* _TASK PROMPT_
Copy all the data exactly, except the pictures.

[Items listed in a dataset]
#####
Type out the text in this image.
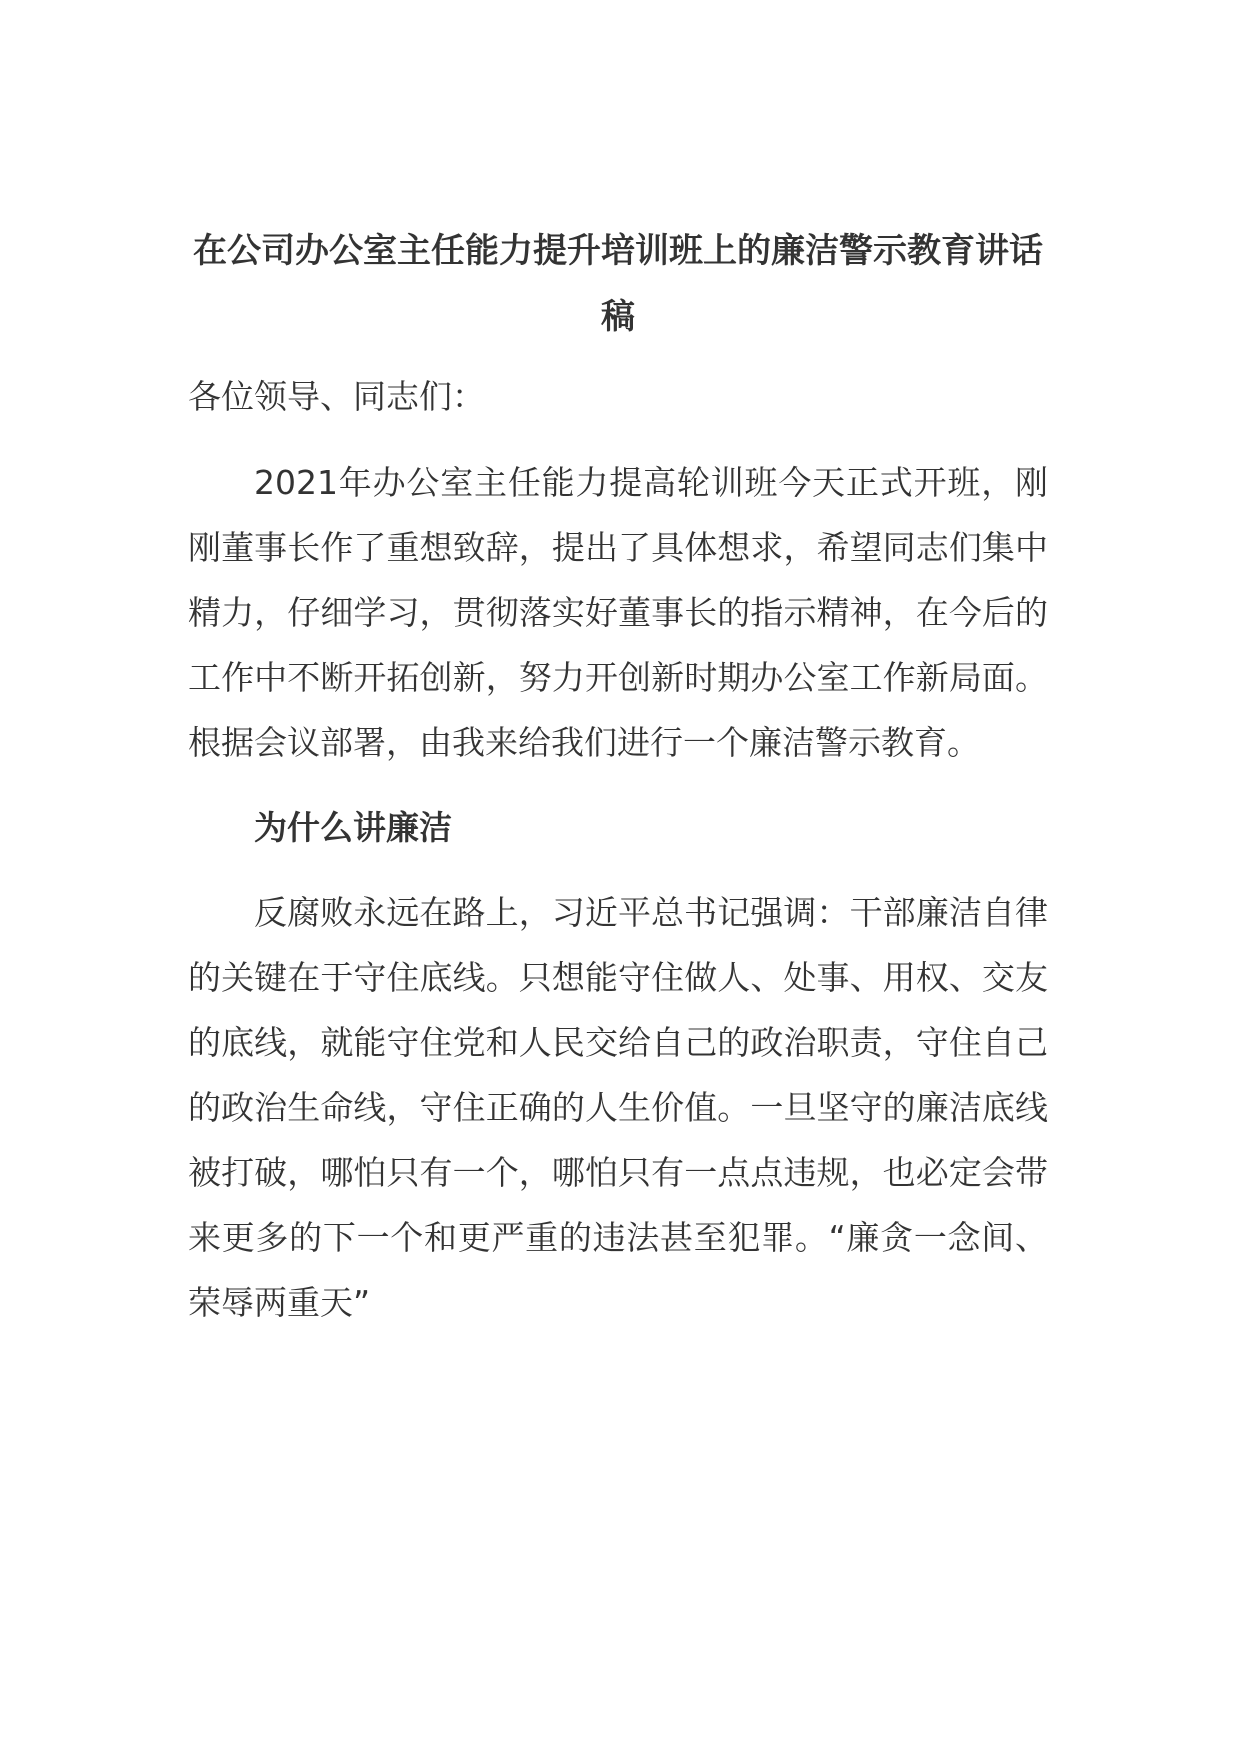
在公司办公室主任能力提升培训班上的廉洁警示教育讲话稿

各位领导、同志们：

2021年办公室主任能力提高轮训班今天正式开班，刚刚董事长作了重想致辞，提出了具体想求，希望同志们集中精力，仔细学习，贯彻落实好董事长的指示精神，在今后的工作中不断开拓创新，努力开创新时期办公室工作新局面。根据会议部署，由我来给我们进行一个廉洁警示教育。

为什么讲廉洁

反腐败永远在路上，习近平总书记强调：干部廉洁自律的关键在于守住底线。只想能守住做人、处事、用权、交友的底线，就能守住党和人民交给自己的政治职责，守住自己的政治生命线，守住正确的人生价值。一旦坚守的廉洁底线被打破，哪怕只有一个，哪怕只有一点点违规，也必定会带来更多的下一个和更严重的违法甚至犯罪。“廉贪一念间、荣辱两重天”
#####
* _SOLUTION TO THE EXERCISE_
Type out the text in this image.
在公司办公室主任能力提升培训班上的廉洁警示教育讲话稿

各位领导、同志们：

2021年办公室主任能力提高轮训班今天正式开班，刚刚董事长作了重想致辞，提出了具体想求，希望同志们集中精力，仔细学习，贯彻落实好董事长的指示精神，在今后的工作中不断开拓创新，努力开创新时期办公室工作新局面。根据会议部署，由我来给我们进行一个廉洁警示教育。

为什么讲廉洁

反腐败永远在路上，习近平总书记强调：干部廉洁自律的关键在于守住底线。只想能守住做人、处事、用权、交友的底线，就能守住党和人民交给自己的政治职责，守住自己的政治生命线，守住正确的人生价值。一旦坚守的廉洁底线被打破，哪怕只有一个，哪怕只有一点点违规，也必定会带来更多的下一个和更严重的违法甚至犯罪。“廉贪一念间、荣辱两重天”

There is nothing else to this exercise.